## Available data
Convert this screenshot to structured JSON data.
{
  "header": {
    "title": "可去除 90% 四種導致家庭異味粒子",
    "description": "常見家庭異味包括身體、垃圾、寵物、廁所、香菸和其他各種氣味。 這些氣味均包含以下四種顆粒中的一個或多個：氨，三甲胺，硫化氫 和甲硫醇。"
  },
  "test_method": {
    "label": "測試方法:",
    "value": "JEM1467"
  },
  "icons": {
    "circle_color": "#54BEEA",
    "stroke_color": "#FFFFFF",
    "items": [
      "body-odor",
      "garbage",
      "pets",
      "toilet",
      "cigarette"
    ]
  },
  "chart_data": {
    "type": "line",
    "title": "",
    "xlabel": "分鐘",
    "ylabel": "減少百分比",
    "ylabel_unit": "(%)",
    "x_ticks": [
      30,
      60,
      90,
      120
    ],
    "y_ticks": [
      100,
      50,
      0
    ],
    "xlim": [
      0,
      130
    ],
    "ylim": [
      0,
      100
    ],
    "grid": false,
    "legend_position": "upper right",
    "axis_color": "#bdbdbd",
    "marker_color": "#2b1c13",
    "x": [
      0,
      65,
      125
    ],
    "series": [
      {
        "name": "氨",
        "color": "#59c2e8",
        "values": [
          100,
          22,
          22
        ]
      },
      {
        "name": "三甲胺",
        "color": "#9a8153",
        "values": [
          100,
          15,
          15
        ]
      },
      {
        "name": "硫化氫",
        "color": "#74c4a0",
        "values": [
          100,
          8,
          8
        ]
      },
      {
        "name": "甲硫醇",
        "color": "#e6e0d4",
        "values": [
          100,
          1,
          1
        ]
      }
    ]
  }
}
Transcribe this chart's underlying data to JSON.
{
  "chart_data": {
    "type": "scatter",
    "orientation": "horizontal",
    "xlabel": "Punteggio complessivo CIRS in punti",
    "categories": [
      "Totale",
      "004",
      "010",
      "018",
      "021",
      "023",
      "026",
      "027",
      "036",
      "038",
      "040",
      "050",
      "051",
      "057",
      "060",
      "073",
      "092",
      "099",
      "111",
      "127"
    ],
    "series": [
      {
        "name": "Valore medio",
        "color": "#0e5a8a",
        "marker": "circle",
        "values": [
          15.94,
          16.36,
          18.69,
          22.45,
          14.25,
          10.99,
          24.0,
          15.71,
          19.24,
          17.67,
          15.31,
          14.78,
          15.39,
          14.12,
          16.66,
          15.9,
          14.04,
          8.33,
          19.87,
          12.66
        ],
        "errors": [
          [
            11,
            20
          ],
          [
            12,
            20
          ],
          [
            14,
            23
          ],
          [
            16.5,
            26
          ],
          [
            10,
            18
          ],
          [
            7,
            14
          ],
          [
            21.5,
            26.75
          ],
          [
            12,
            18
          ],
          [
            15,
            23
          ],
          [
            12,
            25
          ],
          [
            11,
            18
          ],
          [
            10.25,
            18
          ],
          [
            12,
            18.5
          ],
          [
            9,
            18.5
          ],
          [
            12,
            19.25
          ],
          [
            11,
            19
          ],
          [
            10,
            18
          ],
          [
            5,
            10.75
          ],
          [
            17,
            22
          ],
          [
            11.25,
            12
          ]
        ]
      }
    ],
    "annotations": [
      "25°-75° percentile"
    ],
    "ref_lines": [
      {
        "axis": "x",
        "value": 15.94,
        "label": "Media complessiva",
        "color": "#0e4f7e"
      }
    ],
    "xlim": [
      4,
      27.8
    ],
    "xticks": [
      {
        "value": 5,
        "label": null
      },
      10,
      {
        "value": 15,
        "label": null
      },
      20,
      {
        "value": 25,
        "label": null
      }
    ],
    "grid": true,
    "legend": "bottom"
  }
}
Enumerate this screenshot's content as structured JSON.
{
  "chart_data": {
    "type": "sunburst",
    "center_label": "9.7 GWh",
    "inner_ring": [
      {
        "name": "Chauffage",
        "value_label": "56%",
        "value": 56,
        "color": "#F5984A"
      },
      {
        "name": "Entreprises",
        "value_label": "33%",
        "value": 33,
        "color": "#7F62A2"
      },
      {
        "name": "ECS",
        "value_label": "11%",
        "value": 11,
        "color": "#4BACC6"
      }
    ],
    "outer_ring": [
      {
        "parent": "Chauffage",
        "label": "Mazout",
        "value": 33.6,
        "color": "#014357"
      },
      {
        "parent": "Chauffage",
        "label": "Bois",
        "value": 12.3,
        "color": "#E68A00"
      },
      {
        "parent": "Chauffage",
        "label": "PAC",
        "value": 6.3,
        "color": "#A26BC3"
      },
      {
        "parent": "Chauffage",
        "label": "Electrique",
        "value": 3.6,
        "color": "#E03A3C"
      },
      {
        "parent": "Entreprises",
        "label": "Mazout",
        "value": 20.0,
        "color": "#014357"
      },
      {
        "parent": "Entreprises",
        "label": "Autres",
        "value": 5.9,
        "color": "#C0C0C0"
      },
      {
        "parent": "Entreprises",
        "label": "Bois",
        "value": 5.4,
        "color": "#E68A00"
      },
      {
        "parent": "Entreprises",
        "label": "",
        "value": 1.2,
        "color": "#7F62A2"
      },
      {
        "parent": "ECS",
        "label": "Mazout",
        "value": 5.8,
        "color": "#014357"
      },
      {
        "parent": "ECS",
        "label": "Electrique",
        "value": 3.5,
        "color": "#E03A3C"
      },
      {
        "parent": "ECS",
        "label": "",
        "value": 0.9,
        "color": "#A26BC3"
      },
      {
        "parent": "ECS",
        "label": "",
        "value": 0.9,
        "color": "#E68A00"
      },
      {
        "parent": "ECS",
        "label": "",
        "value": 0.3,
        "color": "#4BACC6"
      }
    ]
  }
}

## Exercise
Every entry should be output exactly as written, please.

## Reply
Convert this screenshot to structured JSON data.
{
  "header": {
    "title": "可去除 90% 四種導致家庭異味粒子",
    "description": "常見家庭異味包括身體、垃圾、寵物、廁所、香菸和其他各種氣味。 這些氣味均包含以下四種顆粒中的一個或多個：氨，三甲胺，硫化氫 和甲硫醇。"
  },
  "test_method": {
    "label": "測試方法:",
    "value": "JEM1467"
  },
  "icons": {
    "circle_color": "#54BEEA",
    "stroke_color": "#FFFFFF",
    "items": [
      "body-odor",
      "garbage",
      "pets",
      "toilet",
      "cigarette"
    ]
  },
  "chart_data": {
    "type": "line",
    "title": "",
    "xlabel": "分鐘",
    "ylabel": "減少百分比",
    "ylabel_unit": "(%)",
    "x_ticks": [
      30,
      60,
      90,
      120
    ],
    "y_ticks": [
      100,
      50,
      0
    ],
    "xlim": [
      0,
      130
    ],
    "ylim": [
      0,
      100
    ],
    "grid": false,
    "legend_position": "upper right",
    "axis_color": "#bdbdbd",
    "marker_color": "#2b1c13",
    "x": [
      0,
      65,
      125
    ],
    "series": [
      {
        "name": "氨",
        "color": "#59c2e8",
        "values": [
          100,
          22,
          22
        ]
      },
      {
        "name": "三甲胺",
        "color": "#9a8153",
        "values": [
          100,
          15,
          15
        ]
      },
      {
        "name": "硫化氫",
        "color": "#74c4a0",
        "values": [
          100,
          8,
          8
        ]
      },
      {
        "name": "甲硫醇",
        "color": "#e6e0d4",
        "values": [
          100,
          1,
          1
        ]
      }
    ]
  }
}
Transcribe this chart's underlying data to JSON.
{
  "chart_data": {
    "type": "scatter",
    "orientation": "horizontal",
    "xlabel": "Punteggio complessivo CIRS in punti",
    "categories": [
      "Totale",
      "004",
      "010",
      "018",
      "021",
      "023",
      "026",
      "027",
      "036",
      "038",
      "040",
      "050",
      "051",
      "057",
      "060",
      "073",
      "092",
      "099",
      "111",
      "127"
    ],
    "series": [
      {
        "name": "Valore medio",
        "color": "#0e5a8a",
        "marker": "circle",
        "values": [
          15.94,
          16.36,
          18.69,
          22.45,
          14.25,
          10.99,
          24.0,
          15.71,
          19.24,
          17.67,
          15.31,
          14.78,
          15.39,
          14.12,
          16.66,
          15.9,
          14.04,
          8.33,
          19.87,
          12.66
        ],
        "errors": [
          [
            11,
            20
          ],
          [
            12,
            20
          ],
          [
            14,
            23
          ],
          [
            16.5,
            26
          ],
          [
            10,
            18
          ],
          [
            7,
            14
          ],
          [
            21.5,
            26.75
          ],
          [
            12,
            18
          ],
          [
            15,
            23
          ],
          [
            12,
            25
          ],
          [
            11,
            18
          ],
          [
            10.25,
            18
          ],
          [
            12,
            18.5
          ],
          [
            9,
            18.5
          ],
          [
            12,
            19.25
          ],
          [
            11,
            19
          ],
          [
            10,
            18
          ],
          [
            5,
            10.75
          ],
          [
            17,
            22
          ],
          [
            11.25,
            12
          ]
        ]
      }
    ],
    "annotations": [
      "25°-75° percentile"
    ],
    "ref_lines": [
      {
        "axis": "x",
        "value": 15.94,
        "label": "Media complessiva",
        "color": "#0e4f7e"
      }
    ],
    "xlim": [
      4,
      27.8
    ],
    "xticks": [
      {
        "value": 5,
        "label": null
      },
      10,
      {
        "value": 15,
        "label": null
      },
      20,
      {
        "value": 25,
        "label": null
      }
    ],
    "grid": true,
    "legend": "bottom"
  }
}
Enumerate this screenshot's content as structured JSON.
{
  "chart_data": {
    "type": "sunburst",
    "center_label": "9.7 GWh",
    "inner_ring": [
      {
        "name": "Chauffage",
        "value_label": "56%",
        "value": 56,
        "color": "#F5984A"
      },
      {
        "name": "Entreprises",
        "value_label": "33%",
        "value": 33,
        "color": "#7F62A2"
      },
      {
        "name": "ECS",
        "value_label": "11%",
        "value": 11,
        "color": "#4BACC6"
      }
    ],
    "outer_ring": [
      {
        "parent": "Chauffage",
        "label": "Mazout",
        "value": 33.6,
        "color": "#014357"
      },
      {
        "parent": "Chauffage",
        "label": "Bois",
        "value": 12.3,
        "color": "#E68A00"
      },
      {
        "parent": "Chauffage",
        "label": "PAC",
        "value": 6.3,
        "color": "#A26BC3"
      },
      {
        "parent": "Chauffage",
        "label": "Electrique",
        "value": 3.6,
        "color": "#E03A3C"
      },
      {
        "parent": "Entreprises",
        "label": "Mazout",
        "value": 20.0,
        "color": "#014357"
      },
      {
        "parent": "Entreprises",
        "label": "Autres",
        "value": 5.9,
        "color": "#C0C0C0"
      },
      {
        "parent": "Entreprises",
        "label": "Bois",
        "value": 5.4,
        "color": "#E68A00"
      },
      {
        "parent": "Entreprises",
        "label": "",
        "value": 1.2,
        "color": "#7F62A2"
      },
      {
        "parent": "ECS",
        "label": "Mazout",
        "value": 5.8,
        "color": "#014357"
      },
      {
        "parent": "ECS",
        "label": "Electrique",
        "value": 3.5,
        "color": "#E03A3C"
      },
      {
        "parent": "ECS",
        "label": "",
        "value": 0.9,
        "color": "#A26BC3"
      },
      {
        "parent": "ECS",
        "label": "",
        "value": 0.9,
        "color": "#E68A00"
      },
      {
        "parent": "ECS",
        "label": "",
        "value": 0.3,
        "color": "#4BACC6"
      }
    ]
  }
}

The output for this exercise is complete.